> _What you are asked to do_: Reproduce the material in full, unchanged.

> _Supplied records_:
## begin

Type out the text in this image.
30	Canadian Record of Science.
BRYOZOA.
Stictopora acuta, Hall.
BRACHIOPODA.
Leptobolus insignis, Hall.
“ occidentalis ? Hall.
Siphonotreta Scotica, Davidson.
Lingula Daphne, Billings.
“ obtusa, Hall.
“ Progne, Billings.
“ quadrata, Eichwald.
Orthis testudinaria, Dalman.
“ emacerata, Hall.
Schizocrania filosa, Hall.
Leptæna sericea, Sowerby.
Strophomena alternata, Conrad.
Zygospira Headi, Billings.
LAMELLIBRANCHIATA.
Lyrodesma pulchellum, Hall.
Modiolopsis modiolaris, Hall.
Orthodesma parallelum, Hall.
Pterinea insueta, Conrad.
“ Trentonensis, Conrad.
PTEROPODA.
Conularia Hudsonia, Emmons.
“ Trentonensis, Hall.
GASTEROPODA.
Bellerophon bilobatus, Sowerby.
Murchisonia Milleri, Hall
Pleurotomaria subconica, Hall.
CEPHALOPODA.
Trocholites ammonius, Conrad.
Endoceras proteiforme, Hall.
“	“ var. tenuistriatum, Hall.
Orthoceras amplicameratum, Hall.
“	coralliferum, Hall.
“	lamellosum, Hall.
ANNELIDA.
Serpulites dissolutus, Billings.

## end

> _The output_:
Type out the text in this image.
30	Canadian Record of Science.
BRYOZOA.
Stictopora acuta, Hall.
BRACHIOPODA.
Leptobolus insignis, Hall.
“ occidentalis ? Hall.
Siphonotreta Scotica, Davidson.
Lingula Daphne, Billings.
“ obtusa, Hall.
“ Progne, Billings.
“ quadrata, Eichwald.
Orthis testudinaria, Dalman.
“ emacerata, Hall.
Schizocrania filosa, Hall.
Leptæna sericea, Sowerby.
Strophomena alternata, Conrad.
Zygospira Headi, Billings.
LAMELLIBRANCHIATA.
Lyrodesma pulchellum, Hall.
Modiolopsis modiolaris, Hall.
Orthodesma parallelum, Hall.
Pterinea insueta, Conrad.
“ Trentonensis, Conrad.
PTEROPODA.
Conularia Hudsonia, Emmons.
“ Trentonensis, Hall.
GASTEROPODA.
Bellerophon bilobatus, Sowerby.
Murchisonia Milleri, Hall
Pleurotomaria subconica, Hall.
CEPHALOPODA.
Trocholites ammonius, Conrad.
Endoceras proteiforme, Hall.
“	“ var. tenuistriatum, Hall.
Orthoceras amplicameratum, Hall.
“	coralliferum, Hall.
“	lamellosum, Hall.
ANNELIDA.
Serpulites dissolutus, Billings.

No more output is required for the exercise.